- What to work on: Transcribe each of the records below exactly, excluding all pictures.

________________

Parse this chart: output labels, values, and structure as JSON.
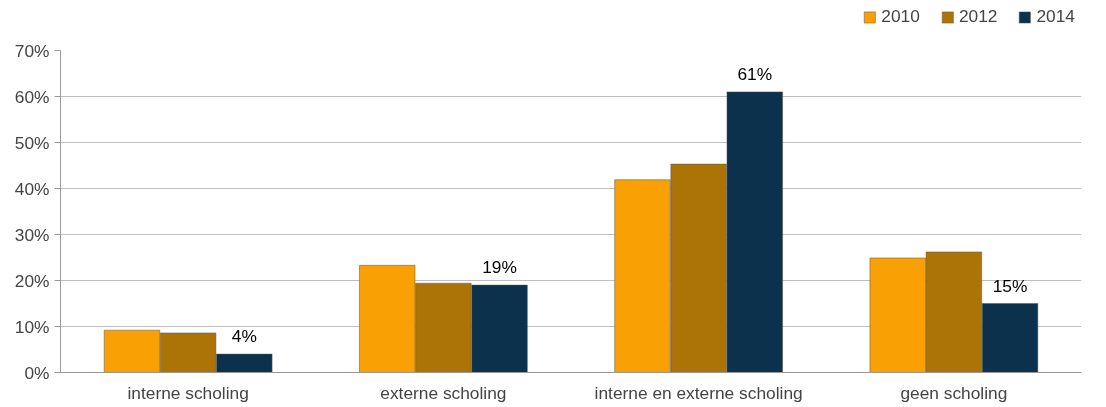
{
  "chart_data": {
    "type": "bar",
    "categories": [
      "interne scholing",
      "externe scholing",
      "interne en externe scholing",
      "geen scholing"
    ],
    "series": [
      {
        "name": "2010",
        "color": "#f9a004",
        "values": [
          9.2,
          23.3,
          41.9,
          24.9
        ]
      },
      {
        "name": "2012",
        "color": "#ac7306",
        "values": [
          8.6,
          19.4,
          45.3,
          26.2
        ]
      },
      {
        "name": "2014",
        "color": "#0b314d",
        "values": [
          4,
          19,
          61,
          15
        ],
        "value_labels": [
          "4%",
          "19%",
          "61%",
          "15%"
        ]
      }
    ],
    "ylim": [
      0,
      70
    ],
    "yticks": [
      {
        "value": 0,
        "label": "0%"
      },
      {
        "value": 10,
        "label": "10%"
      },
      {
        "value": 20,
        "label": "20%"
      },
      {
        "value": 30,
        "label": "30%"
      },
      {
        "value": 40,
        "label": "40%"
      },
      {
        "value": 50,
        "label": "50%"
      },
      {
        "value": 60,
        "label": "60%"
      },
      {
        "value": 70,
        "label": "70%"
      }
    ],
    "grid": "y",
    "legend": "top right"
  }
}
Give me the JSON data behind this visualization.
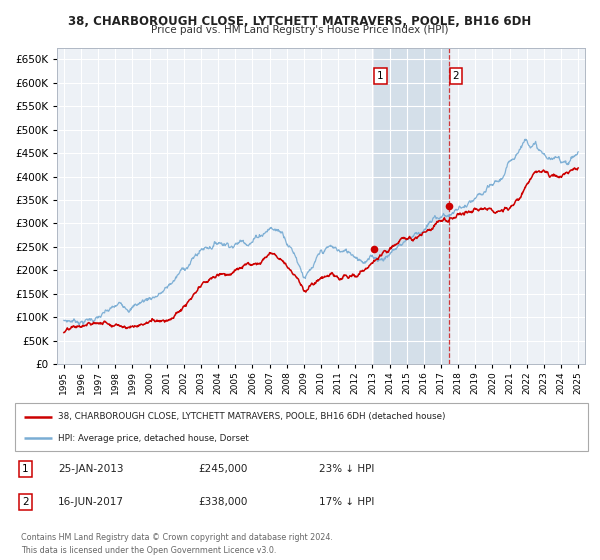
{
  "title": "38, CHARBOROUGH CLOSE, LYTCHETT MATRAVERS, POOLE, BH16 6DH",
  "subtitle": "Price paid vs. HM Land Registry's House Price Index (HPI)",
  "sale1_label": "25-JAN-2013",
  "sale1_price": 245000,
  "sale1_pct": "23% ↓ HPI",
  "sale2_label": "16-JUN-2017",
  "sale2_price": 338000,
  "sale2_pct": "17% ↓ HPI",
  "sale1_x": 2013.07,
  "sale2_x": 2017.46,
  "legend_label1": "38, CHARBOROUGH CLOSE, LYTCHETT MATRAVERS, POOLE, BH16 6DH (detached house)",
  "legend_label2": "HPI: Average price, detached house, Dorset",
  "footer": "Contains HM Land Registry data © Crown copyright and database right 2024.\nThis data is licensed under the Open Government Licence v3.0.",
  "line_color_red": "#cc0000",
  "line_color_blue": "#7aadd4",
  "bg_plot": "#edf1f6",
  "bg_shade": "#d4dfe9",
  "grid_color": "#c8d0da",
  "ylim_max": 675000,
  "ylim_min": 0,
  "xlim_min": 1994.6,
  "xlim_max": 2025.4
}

________________

- Response to this exercise:
Parse this chart: output labels, values, and structure as JSON.
{
  "chart_data": {
    "type": "bar",
    "categories": [
      "interne scholing",
      "externe scholing",
      "interne en externe scholing",
      "geen scholing"
    ],
    "series": [
      {
        "name": "2010",
        "color": "#f9a004",
        "values": [
          9.2,
          23.3,
          41.9,
          24.9
        ]
      },
      {
        "name": "2012",
        "color": "#ac7306",
        "values": [
          8.6,
          19.4,
          45.3,
          26.2
        ]
      },
      {
        "name": "2014",
        "color": "#0b314d",
        "values": [
          4,
          19,
          61,
          15
        ],
        "value_labels": [
          "4%",
          "19%",
          "61%",
          "15%"
        ]
      }
    ],
    "ylim": [
      0,
      70
    ],
    "yticks": [
      {
        "value": 0,
        "label": "0%"
      },
      {
        "value": 10,
        "label": "10%"
      },
      {
        "value": 20,
        "label": "20%"
      },
      {
        "value": 30,
        "label": "30%"
      },
      {
        "value": 40,
        "label": "40%"
      },
      {
        "value": 50,
        "label": "50%"
      },
      {
        "value": 60,
        "label": "60%"
      },
      {
        "value": 70,
        "label": "70%"
      }
    ],
    "grid": "y",
    "legend": "top right"
  }
}
Give me the JSON data behind this visualization.
{
  "title": "38, CHARBOROUGH CLOSE, LYTCHETT MATRAVERS, POOLE, BH16 6DH",
  "subtitle": "Price paid vs. HM Land Registry's House Price Index (HPI)",
  "sale1_label": "25-JAN-2013",
  "sale1_price": 245000,
  "sale1_pct": "23% ↓ HPI",
  "sale2_label": "16-JUN-2017",
  "sale2_price": 338000,
  "sale2_pct": "17% ↓ HPI",
  "sale1_x": 2013.07,
  "sale2_x": 2017.46,
  "legend_label1": "38, CHARBOROUGH CLOSE, LYTCHETT MATRAVERS, POOLE, BH16 6DH (detached house)",
  "legend_label2": "HPI: Average price, detached house, Dorset",
  "footer": "Contains HM Land Registry data © Crown copyright and database right 2024.\nThis data is licensed under the Open Government Licence v3.0.",
  "line_color_red": "#cc0000",
  "line_color_blue": "#7aadd4",
  "bg_plot": "#edf1f6",
  "bg_shade": "#d4dfe9",
  "grid_color": "#c8d0da",
  "ylim_max": 675000,
  "ylim_min": 0,
  "xlim_min": 1994.6,
  "xlim_max": 2025.4
}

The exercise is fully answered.